PERMINTAAN 1 »
Kutip apa adanya baris-baris catatan mulai dari baris yang memuat "Patent image size: (907, 982)." sampai baris yang memuat "The spring means 17 is at (663, 513).". Kedua baris itu ikut disertakan.

KUTIPAN TULISAN »

################

Oleh Desi Nofianti (Pendidik)
Di tepian hutan yang sebentar lagi akan menjadi beton secara utuh, di tanah tempat Ibu Kota Nusantara (IKN) akan berdiri, ada sebuah kabar gembira yang terasa getir. Sebanyak 535 wajah muda—pelajar dari 16 sekolah setingkat SMP hingga SMK di Sepaku—duduk manis, menanti siraman ilmu. Acara yang mereka ikuti, yang diselenggarakan oleh Otorita IKN bersama akademisi, bertema heroik: “Peningkatan 1000 SDM Gen Z yang Bijak, Kreatif, dan Cerdas melalui Pelatihan Social Media Specialist dan AI Menuju Smart City IKN.”
Tujuan acara ini tampak mulia: membekali pemuda lokal dengan skill digital agar siap menyambut IKN. Sasarannya jelas: Gen Z lokal PPU. Mekanisme kerjanya adalah pelatihan teknis intensif tentang AI dan media sosial. Visi ke depan? Menciptakan “narator” yang akan mengisi IKN sebagai kota yang konon canggih, ramah lingkungan, dan efisien.

################

CATATAN YANG DISEDIAKAN »
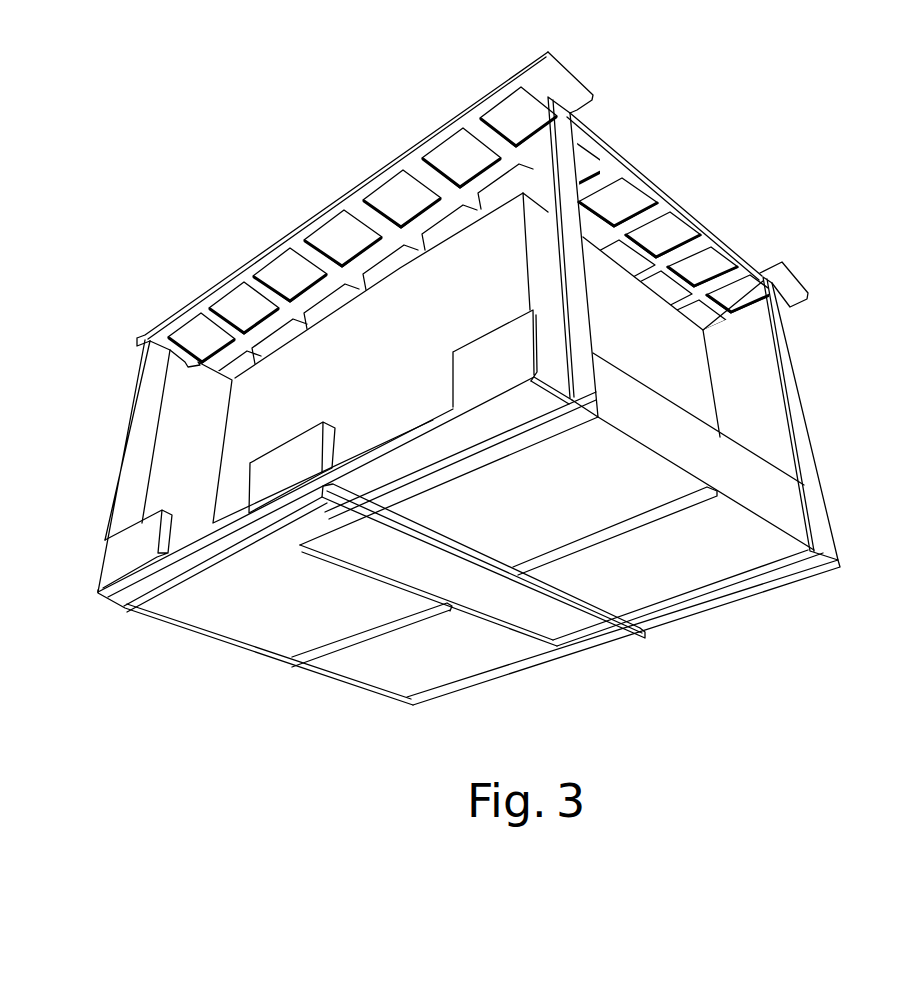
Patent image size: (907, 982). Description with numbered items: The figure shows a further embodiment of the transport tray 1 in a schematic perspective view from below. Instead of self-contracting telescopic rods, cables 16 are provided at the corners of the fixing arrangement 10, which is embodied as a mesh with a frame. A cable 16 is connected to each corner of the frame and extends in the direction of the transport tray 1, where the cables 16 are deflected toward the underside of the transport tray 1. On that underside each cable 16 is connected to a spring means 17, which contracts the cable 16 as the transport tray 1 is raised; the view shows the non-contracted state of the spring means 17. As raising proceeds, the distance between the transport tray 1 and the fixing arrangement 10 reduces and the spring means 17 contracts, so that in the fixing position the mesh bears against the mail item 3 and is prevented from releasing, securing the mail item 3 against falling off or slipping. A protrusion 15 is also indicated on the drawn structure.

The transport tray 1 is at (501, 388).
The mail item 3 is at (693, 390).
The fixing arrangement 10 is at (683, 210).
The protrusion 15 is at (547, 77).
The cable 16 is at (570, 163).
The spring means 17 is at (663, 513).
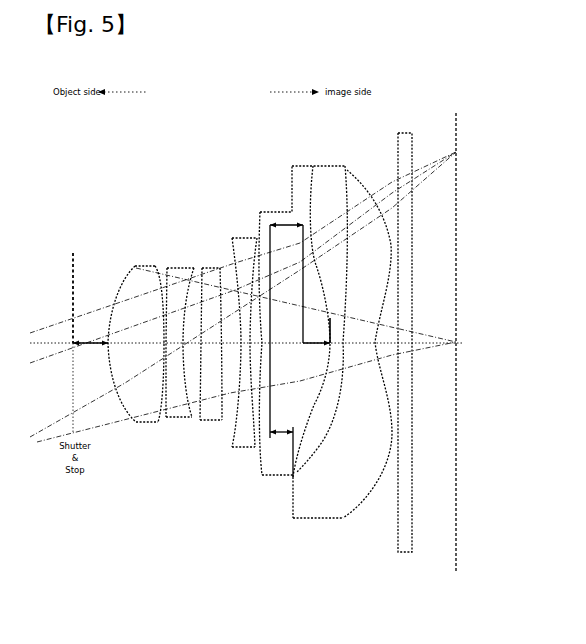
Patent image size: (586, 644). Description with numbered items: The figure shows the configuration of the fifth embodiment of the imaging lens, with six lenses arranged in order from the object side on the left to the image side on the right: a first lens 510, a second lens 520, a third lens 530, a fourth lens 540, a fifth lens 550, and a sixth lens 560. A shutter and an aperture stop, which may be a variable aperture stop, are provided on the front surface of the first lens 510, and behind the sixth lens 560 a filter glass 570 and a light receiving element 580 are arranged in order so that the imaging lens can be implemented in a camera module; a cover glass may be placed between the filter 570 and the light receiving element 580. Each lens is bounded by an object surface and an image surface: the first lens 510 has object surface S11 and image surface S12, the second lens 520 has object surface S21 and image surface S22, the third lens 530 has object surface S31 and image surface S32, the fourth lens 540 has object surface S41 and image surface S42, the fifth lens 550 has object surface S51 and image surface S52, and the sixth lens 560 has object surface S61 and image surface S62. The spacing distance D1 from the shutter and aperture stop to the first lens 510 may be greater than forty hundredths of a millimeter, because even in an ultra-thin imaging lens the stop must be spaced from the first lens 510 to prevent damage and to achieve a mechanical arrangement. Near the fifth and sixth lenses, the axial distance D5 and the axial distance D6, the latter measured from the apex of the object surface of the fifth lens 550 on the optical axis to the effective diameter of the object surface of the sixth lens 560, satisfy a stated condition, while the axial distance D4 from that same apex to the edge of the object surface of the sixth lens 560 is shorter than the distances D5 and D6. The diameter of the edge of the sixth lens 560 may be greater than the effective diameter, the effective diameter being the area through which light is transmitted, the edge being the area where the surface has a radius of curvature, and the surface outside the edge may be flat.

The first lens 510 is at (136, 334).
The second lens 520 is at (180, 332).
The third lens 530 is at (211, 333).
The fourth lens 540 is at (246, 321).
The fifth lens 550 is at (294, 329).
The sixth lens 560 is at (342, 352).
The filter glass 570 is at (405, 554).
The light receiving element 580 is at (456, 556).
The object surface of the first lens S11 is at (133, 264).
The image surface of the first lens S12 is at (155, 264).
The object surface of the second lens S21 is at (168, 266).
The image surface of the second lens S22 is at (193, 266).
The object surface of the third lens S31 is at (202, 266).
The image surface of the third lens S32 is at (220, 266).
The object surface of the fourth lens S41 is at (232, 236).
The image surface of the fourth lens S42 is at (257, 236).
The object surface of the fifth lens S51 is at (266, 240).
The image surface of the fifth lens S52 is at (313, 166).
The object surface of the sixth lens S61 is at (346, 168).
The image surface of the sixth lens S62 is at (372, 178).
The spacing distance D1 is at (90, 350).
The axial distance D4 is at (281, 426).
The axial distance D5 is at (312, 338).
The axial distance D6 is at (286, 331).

################

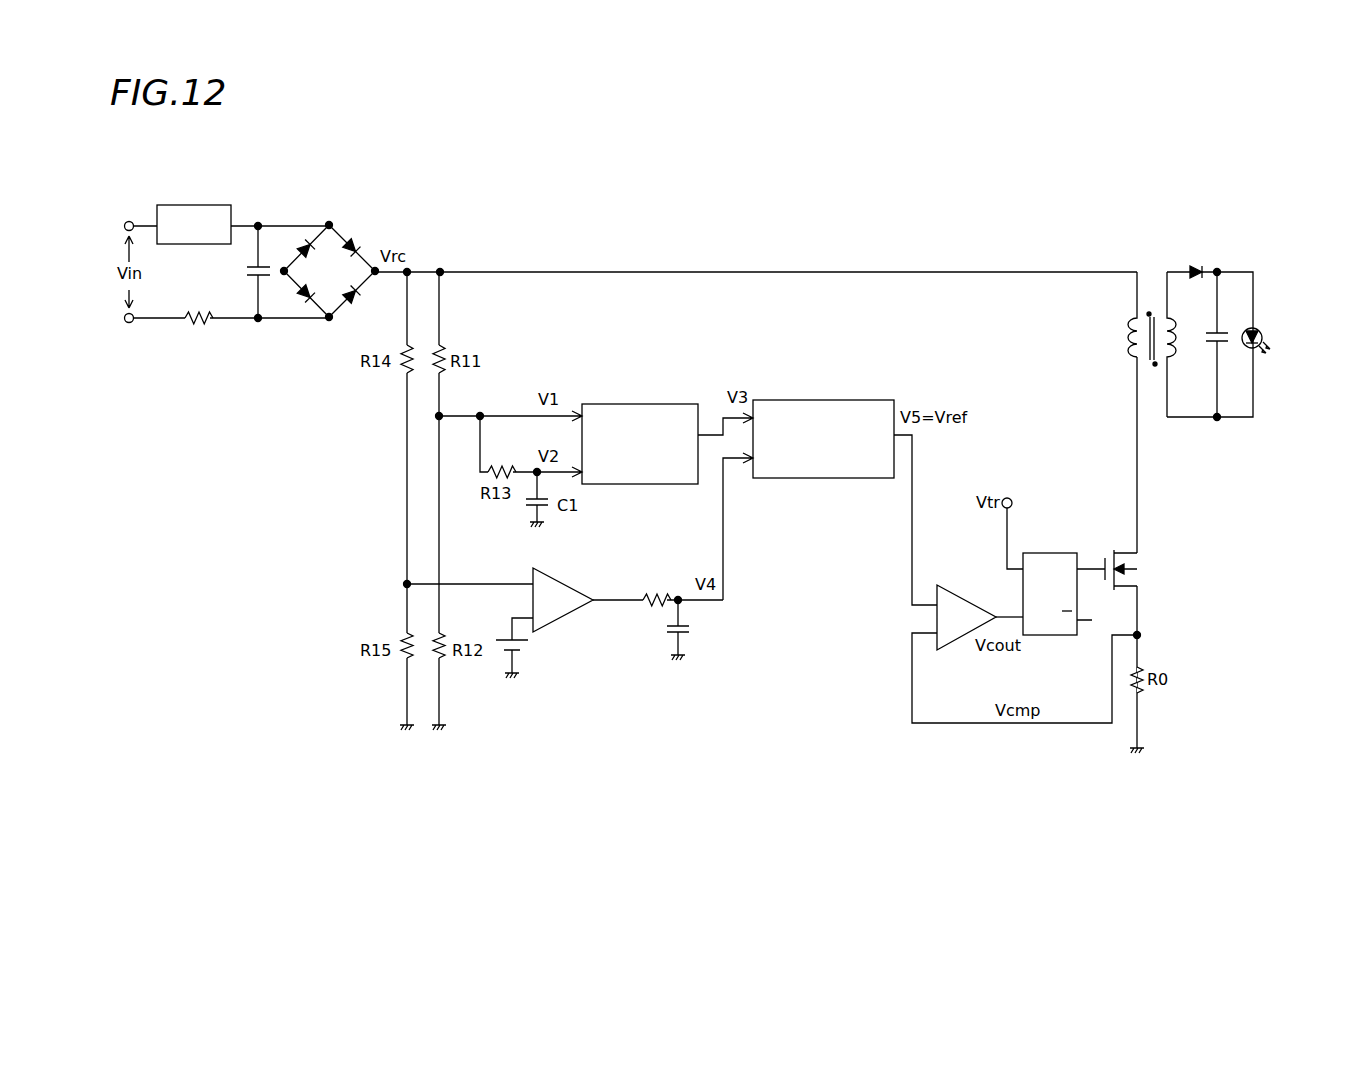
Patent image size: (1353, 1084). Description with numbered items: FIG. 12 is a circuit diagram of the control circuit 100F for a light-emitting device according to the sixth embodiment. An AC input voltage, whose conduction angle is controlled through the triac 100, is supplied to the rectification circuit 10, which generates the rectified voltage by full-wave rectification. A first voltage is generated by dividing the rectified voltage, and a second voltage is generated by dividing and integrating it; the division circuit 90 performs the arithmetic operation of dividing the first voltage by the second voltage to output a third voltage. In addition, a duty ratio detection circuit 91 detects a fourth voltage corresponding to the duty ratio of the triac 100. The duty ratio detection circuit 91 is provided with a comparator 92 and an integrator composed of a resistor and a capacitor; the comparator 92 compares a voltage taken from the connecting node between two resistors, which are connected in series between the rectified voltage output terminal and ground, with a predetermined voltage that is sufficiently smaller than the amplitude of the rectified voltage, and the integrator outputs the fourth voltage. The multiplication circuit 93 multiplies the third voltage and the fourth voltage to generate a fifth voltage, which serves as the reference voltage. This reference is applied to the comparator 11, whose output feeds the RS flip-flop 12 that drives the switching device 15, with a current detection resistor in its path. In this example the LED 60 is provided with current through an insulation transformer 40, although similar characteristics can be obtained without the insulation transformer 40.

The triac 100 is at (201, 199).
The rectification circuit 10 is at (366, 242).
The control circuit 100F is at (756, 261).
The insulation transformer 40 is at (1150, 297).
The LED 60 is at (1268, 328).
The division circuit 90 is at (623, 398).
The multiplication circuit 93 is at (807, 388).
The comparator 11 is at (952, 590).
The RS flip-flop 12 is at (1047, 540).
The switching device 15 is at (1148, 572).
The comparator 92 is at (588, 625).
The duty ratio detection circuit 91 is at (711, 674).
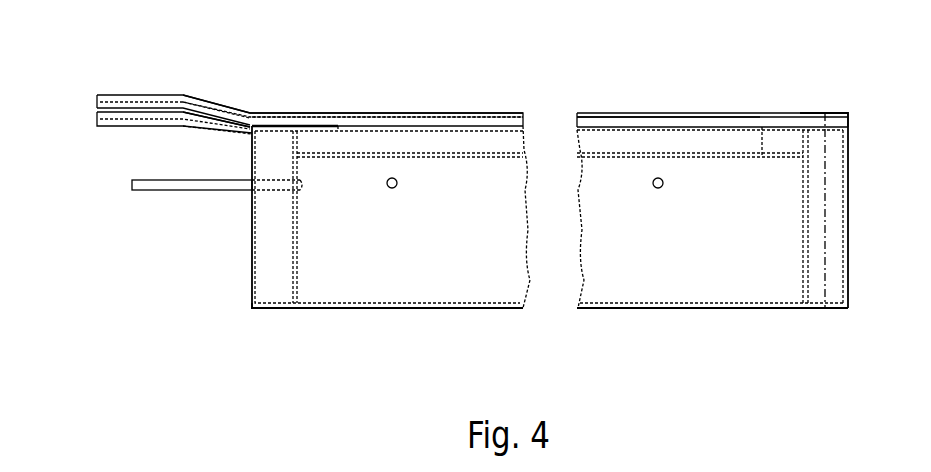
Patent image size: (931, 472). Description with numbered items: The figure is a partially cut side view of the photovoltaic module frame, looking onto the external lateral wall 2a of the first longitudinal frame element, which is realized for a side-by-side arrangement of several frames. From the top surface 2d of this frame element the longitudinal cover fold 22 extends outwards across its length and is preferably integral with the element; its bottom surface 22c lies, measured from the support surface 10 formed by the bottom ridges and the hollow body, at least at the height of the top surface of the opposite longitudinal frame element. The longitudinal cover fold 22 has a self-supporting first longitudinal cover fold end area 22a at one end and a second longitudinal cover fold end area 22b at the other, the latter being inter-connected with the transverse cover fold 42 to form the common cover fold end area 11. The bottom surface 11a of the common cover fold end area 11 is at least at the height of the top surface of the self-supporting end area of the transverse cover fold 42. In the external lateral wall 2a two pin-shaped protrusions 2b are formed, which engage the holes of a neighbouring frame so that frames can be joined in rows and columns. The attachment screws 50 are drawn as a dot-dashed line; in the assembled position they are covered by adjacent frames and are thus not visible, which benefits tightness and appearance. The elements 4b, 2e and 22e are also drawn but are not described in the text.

################

PERMINTAAN 2 »
Lanjutkan tulisan tentang pelatihan media sosial dan AI bagi Gen Z di IKN, dimulai setelah kalimat terakhirnya.

HASIL YANG DIHARAPKAN 1 »
Patent image size: (907, 982). Description with numbered items: The figure shows a further embodiment of the transport tray 1 in a schematic perspective view from below. Instead of self-contracting telescopic rods, cables 16 are provided at the corners of the fixing arrangement 10, which is embodied as a mesh with a frame. A cable 16 is connected to each corner of the frame and extends in the direction of the transport tray 1, where the cables 16 are deflected toward the underside of the transport tray 1. On that underside each cable 16 is connected to a spring means 17, which contracts the cable 16 as the transport tray 1 is raised; the view shows the non-contracted state of the spring means 17. As raising proceeds, the distance between the transport tray 1 and the fixing arrangement 10 reduces and the spring means 17 contracts, so that in the fixing position the mesh bears against the mail item 3 and is prevented from releasing, securing the mail item 3 against falling off or slipping. A protrusion 15 is also indicated on the drawn structure.

The transport tray 1 is at (501, 388).
The mail item 3 is at (693, 390).
The fixing arrangement 10 is at (683, 210).
The protrusion 15 is at (547, 77).
The cable 16 is at (570, 163).
The spring means 17 is at (663, 513).

HASIL YANG DIHARAPKAN 2 »
Namun, Saudaraku, setiap janji manis yang datang dari kekuasaan, seringkali menyembunyikan agenda politik di baliknya. Dan akal sehat kita wajib bertanya: Kenapa, kok, cuma skill Sosmed dan AI yang dikasih? Seorang bijak pernah berbisik, “Sebuah alat hanya sebatas niat penggunanya. Jika niatnya bengkok, alat secanggih apapun hanya akan melahirkan keburukan.”

Bagaimana SDM mau berkualitas jika tidak ada perlindungan negara dalam dunia nyata dan media sosial? Ini bukan soal kurangnya gadget, tapi soal hilangnya benteng negara dalam melindungi akal dan moral rakyatnya. Kegagalan ini adalah produk langsung dari sistem Sekulerisme-Kapitalisme. Sebuah Tragedi Akal yang Dijual Murah (Hifzh al-‘Aql).
Sistem yang berlaku telah mencabut ruh ilmu. Akal Gen Z tidak dilatih mencari kebenaran, tetapi dilatih untuk melayani pasar global. Ekonomi Dopamin: Negara membiarkan industri digital beroperasi dengan algoritma yang dirancang untuk menciptakan kecanduan dan merampas fokus.
Data BPS 2024 mencatat 39,71% anak usia dini di Indonesia telah menggunakan handphone, bahkan sebelum mereka bisa memahami arti takwa. Angka ini adalah bukti pengkhianatan. Negara, yang seharusnya menjadi Ra’in (pelindung), justru memberikan konsesi ideologis kepada Kapitalisme. Mereka membiarkan akal anak-anak dijarah demi pertumbuhan ekonomi yang ilusi, menganggap cuan lebih penting daripada moralitas.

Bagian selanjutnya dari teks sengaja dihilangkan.